---- PASSAGE PROVIDED
George Orwell and Russia by Masha Karp review

The suggestion that Russia has become an Orwellian tyranny is an inadequate explanation as to why the country finds itself in its present situation.

Cartoon based on Animal Farm, 1954. Alamy Stock Photo
A still from the animated movie based on George Orwell’s Animal Farm, 1954. Alamy Stock Photo

George Orwell’s Animal Farm and 1984 are two of the uncontested classics of 20th-century English literature, the first a satirical fable about the rise, corruption and fall of Soviet Communism, the second a novel about the danger which totalitarianism – of whatever political stripe – holds for freedom, and for all decent human relationships. Orwell’s prose was clear, direct, humane, often witty. His six principles of good writing are still held up as exemplary. Despite this, many good writers can, and do, use adjectives and adverbs, subparagraphs and even cliches with free abandon and to good effect. Orwell’s most important rule is the last: ‘Break any of these rules sooner than say anything outright barbarous.’ 

His writing could be lighthearted – his essay on the rude postcards sold in English seaside resorts is a delight. But it is always suffused by a concern for the truth, a hatred of cant and a passionate desire that ordinary people should enjoy a better life. This was drawn from his experience in the depths of Paris and London, among the shockingly deprived workers of the industrial north, and in the battle against Franco’s insurgents in Spain where he saw the full extent of Soviet duplicity. All this was vividly reflected in his great works of reportage.

Opinion in the Western democracies at that time was violently divided. Many on the right were prepared to co-operate with Hitler and Mussolini rather than see the triumph of ‘godless Communism’. Many leftist intellectuals believed that only revolution could bring about a better future. Allying themselves with the Soviet Union seemed the only way of stopping fascism in its tracks.

Orwell’s own remedy for the ills he saw was socialism, and he never abandoned it. He later wrote: ‘Every line of serious work that I have written since 1936 has been written, directly or indirectly, against totalitarianism and for democratic Socialism as I understand it.’ But his problem, which remained unresolved, was that he could never quite make up his mind what he meant. Free-enterprising capitalists, he believed, would never have sufficient incentive to relieve the ills of the working man. So it would have to be done by the state. But such a state, he feared, could topple only too easily into an economic and political tyranny to match the fascists at their worst. Though he was a Labour supporter, he never seems to have fully appreciated that Clement Attlee was conducting a quiet revolution under his nose. The democratic socialism which grew in Europe opposed Hitler’s and Stalin’s tyrannies alike, and outlived them both. The welfare state was at least partly an answer to Orwell’s dilemma.
--------
---- DATA ENTRIES
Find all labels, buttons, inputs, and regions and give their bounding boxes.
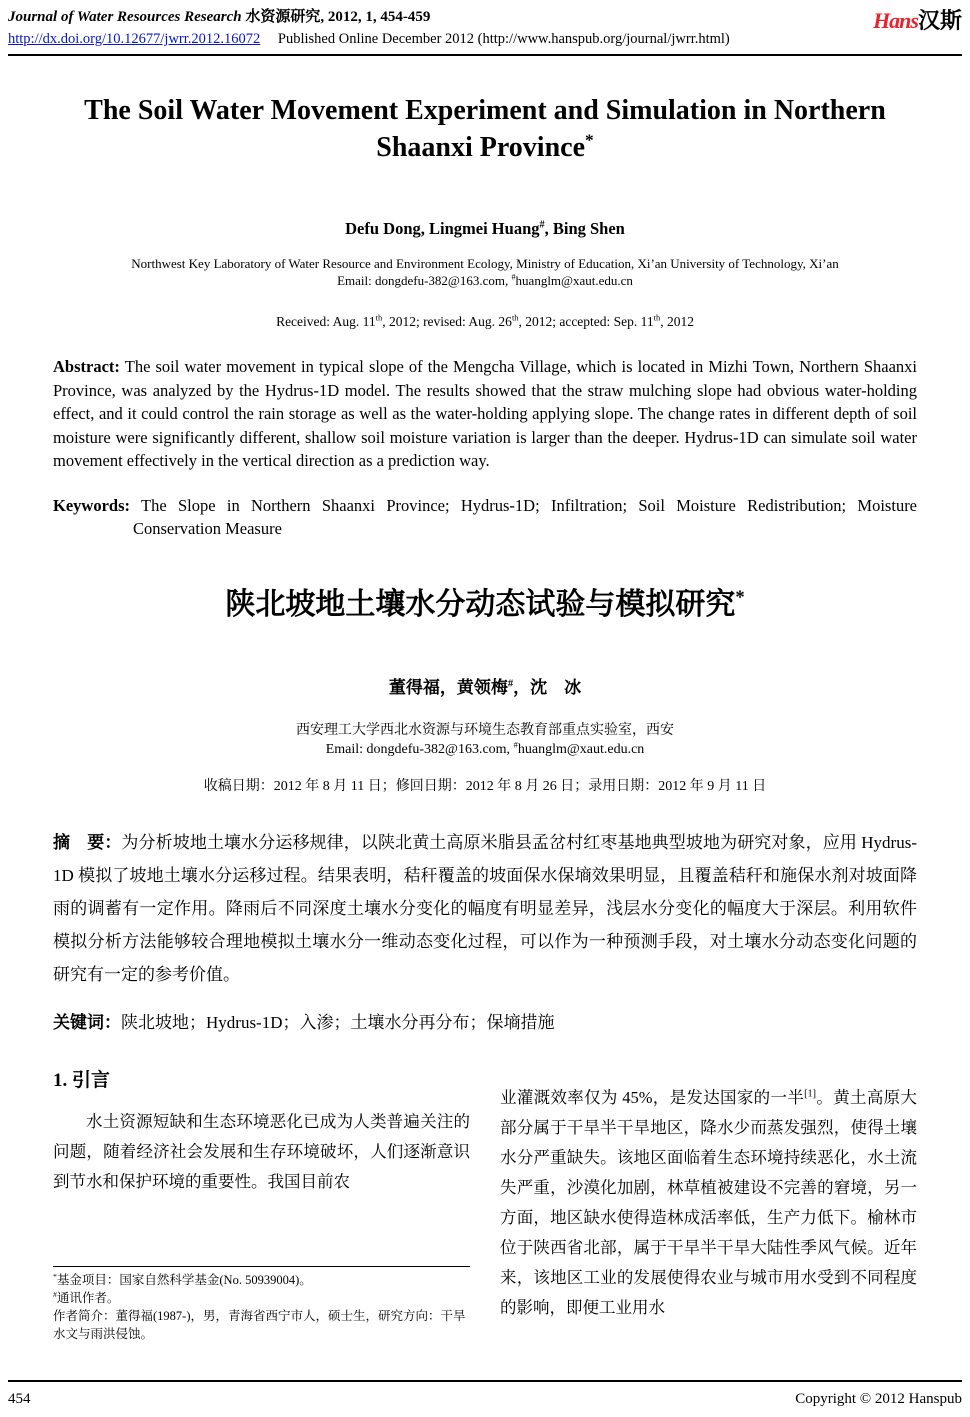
--------
---- DATA ENTRIES
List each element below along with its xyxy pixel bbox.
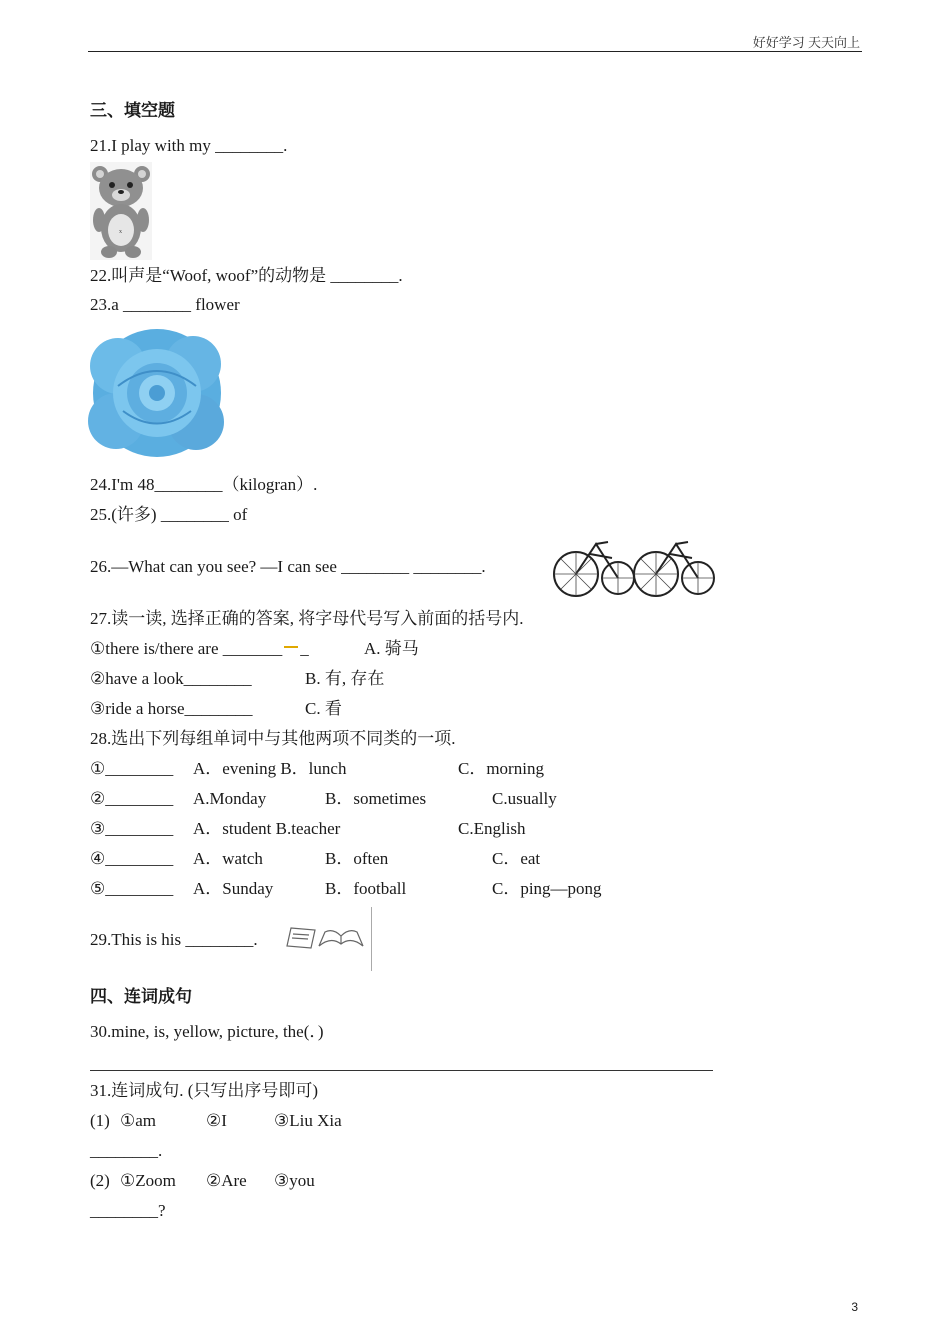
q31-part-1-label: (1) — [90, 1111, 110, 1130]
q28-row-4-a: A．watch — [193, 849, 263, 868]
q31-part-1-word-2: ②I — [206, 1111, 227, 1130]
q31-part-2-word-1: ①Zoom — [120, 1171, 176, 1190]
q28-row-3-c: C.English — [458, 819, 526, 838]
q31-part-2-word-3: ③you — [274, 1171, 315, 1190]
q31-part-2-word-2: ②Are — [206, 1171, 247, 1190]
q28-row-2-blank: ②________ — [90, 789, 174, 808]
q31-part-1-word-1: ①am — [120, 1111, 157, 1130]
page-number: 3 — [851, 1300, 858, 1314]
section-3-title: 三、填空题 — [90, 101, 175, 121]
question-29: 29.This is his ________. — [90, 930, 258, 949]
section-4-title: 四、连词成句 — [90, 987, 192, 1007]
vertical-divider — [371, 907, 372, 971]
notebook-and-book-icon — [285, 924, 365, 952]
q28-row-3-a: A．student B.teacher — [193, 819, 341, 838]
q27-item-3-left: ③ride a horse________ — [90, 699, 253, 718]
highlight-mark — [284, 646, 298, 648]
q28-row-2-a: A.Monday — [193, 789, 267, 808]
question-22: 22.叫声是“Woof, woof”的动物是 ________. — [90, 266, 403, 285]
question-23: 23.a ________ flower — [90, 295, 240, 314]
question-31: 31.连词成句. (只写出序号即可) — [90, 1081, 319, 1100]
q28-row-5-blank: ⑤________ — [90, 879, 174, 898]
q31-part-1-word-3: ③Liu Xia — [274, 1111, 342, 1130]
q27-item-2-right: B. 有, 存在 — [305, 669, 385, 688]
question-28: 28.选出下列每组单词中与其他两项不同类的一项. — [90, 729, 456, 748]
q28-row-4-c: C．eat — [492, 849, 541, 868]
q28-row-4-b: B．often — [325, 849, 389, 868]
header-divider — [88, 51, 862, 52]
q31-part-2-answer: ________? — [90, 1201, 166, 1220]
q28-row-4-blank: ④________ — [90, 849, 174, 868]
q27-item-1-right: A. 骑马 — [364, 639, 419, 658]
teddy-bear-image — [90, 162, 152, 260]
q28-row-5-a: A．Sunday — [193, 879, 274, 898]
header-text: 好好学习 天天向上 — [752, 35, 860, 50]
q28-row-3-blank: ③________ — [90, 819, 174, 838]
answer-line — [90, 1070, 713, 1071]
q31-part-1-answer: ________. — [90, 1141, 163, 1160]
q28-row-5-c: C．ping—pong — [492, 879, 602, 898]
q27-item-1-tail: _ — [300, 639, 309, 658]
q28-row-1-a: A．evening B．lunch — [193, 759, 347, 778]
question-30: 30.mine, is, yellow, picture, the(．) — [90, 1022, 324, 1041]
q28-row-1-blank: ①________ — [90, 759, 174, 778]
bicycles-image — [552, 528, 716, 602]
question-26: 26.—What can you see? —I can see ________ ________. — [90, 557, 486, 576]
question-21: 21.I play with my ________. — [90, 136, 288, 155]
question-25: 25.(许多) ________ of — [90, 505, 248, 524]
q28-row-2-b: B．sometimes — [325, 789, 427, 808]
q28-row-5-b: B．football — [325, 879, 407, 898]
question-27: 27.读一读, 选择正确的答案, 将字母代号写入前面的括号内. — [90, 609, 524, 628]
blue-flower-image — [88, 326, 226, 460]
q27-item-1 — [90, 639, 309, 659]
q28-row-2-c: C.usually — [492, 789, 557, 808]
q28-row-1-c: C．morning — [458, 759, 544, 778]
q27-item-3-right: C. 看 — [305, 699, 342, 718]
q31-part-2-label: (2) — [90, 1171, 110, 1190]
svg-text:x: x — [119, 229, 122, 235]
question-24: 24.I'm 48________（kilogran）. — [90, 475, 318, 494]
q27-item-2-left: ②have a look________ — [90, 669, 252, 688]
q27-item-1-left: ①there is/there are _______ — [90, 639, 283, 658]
--------
_CHALLENGES_
1. In the review, where did Orwell see the full extent of Soviet duplicity?
2. Write out the review's text from "His writing could" down to "works of reportage.", substituting "playful" for "lighthearted".

_SOLUTIONS_
1. In the battle against Franco's insurgents in Spain.

2.
His writing could be playful – his essay on the rude postcards sold in English seaside resorts is a delight. But it is always suffused by a concern for the truth, a hatred of cant and a passionate desire that ordinary people should enjoy a better life. This was drawn from his experience in the depths of Paris and London, among the shockingly deprived workers of the industrial north, and in the battle against Franco’s insurgents in Spain where he saw the full extent of Soviet duplicity. All this was vividly reflected in his great works of reportage.